● **Stated task**
All the data below goes into the copy word for word, but the pictures don't.

+++

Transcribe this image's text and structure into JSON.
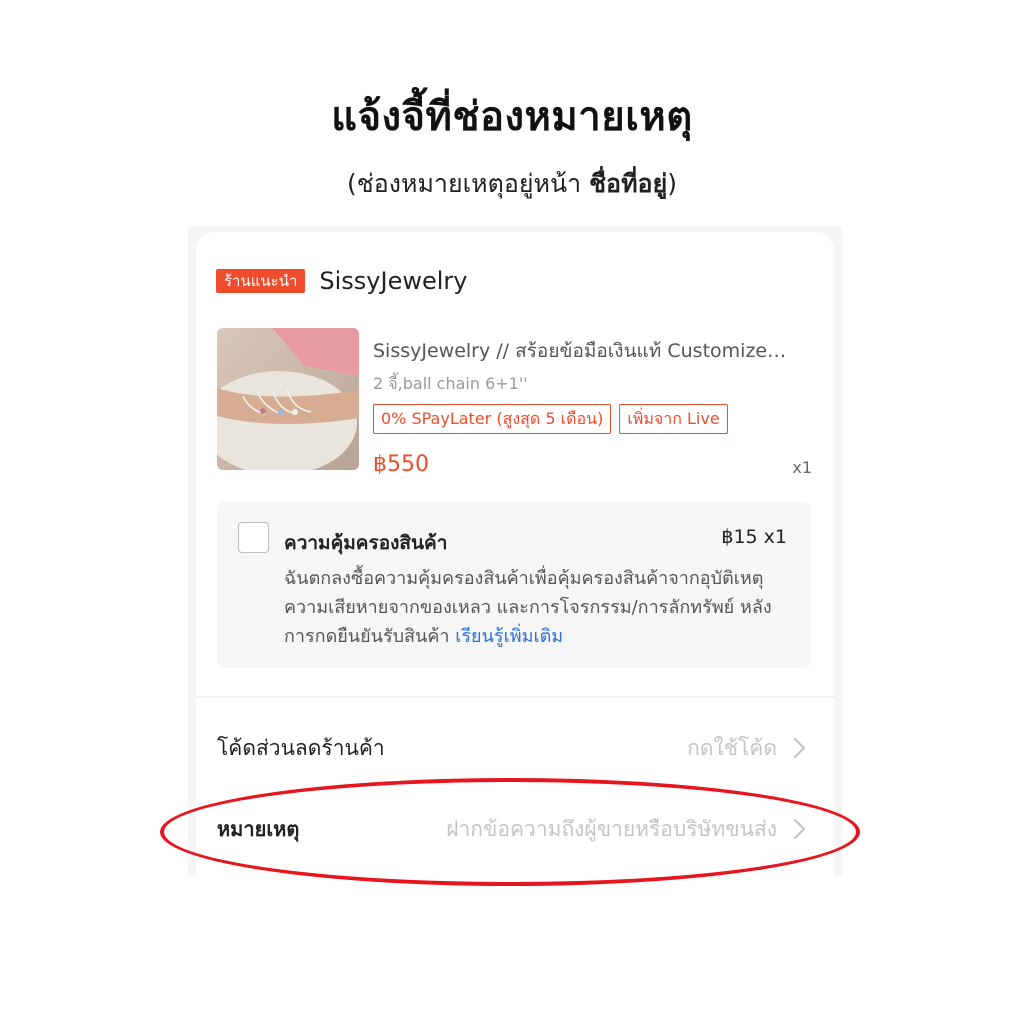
{
  "header": {
    "title": "แจ้งจี้ที่ช่องหมายเหตุ",
    "subtitle_prefix": "(ช่องหมายเหตุอยู่หน้า ",
    "subtitle_bold": "ชื่อที่อยู่",
    "subtitle_suffix": ")"
  },
  "shop": {
    "badge": "ร้านแนะนำ",
    "name": "SissyJewelry"
  },
  "product": {
    "title": "SissyJewelry // สร้อยข้อมือเงินแท้ Customize…",
    "variant": "2 จี้,ball chain 6+1''",
    "tags": [
      "0% SPayLater (สูงสุด 5 เดือน)",
      "เพิ่มจาก Live"
    ],
    "price": "฿550",
    "qty": "x1"
  },
  "protection": {
    "title": "ความคุ้มครองสินค้า",
    "price": "฿15  x1",
    "description": "ฉันตกลงซื้อความคุ้มครองสินค้าเพื่อคุ้มครองสินค้าจากอุบัติเหตุ ความเสียหายจากของเหลว และการโจรกรรม/การลักทรัพย์ หลังการกดยืนยันรับสินค้า ",
    "link": "เรียนรู้เพิ่มเติม"
  },
  "voucher": {
    "label": "โค้ดส่วนลดร้านค้า",
    "action": "กดใช้โค้ด"
  },
  "note": {
    "label": "หมายเหตุ",
    "placeholder": "ฝากข้อความถึงผู้ขายหรือบริษัทขนส่ง"
  },
  "colors": {
    "accent": "#ee4d2d",
    "link": "#2f6fd6",
    "highlight": "#e8141e"
  },
  "icons": {
    "chevron": "chevron-right-icon"
  }
}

+++

● **Written answer**
Transcribe this image's text and structure into JSON.
{
  "header": {
    "title": "แจ้งจี้ที่ช่องหมายเหตุ",
    "subtitle_prefix": "(ช่องหมายเหตุอยู่หน้า ",
    "subtitle_bold": "ชื่อที่อยู่",
    "subtitle_suffix": ")"
  },
  "shop": {
    "badge": "ร้านแนะนำ",
    "name": "SissyJewelry"
  },
  "product": {
    "title": "SissyJewelry // สร้อยข้อมือเงินแท้ Customize…",
    "variant": "2 จี้,ball chain 6+1''",
    "tags": [
      "0% SPayLater (สูงสุด 5 เดือน)",
      "เพิ่มจาก Live"
    ],
    "price": "฿550",
    "qty": "x1"
  },
  "protection": {
    "title": "ความคุ้มครองสินค้า",
    "price": "฿15  x1",
    "description": "ฉันตกลงซื้อความคุ้มครองสินค้าเพื่อคุ้มครองสินค้าจากอุบัติเหตุ ความเสียหายจากของเหลว และการโจรกรรม/การลักทรัพย์ หลังการกดยืนยันรับสินค้า ",
    "link": "เรียนรู้เพิ่มเติม"
  },
  "voucher": {
    "label": "โค้ดส่วนลดร้านค้า",
    "action": "กดใช้โค้ด"
  },
  "note": {
    "label": "หมายเหตุ",
    "placeholder": "ฝากข้อความถึงผู้ขายหรือบริษัทขนส่ง"
  },
  "colors": {
    "accent": "#ee4d2d",
    "link": "#2f6fd6",
    "highlight": "#e8141e"
  },
  "icons": {
    "chevron": "chevron-right-icon"
  }
}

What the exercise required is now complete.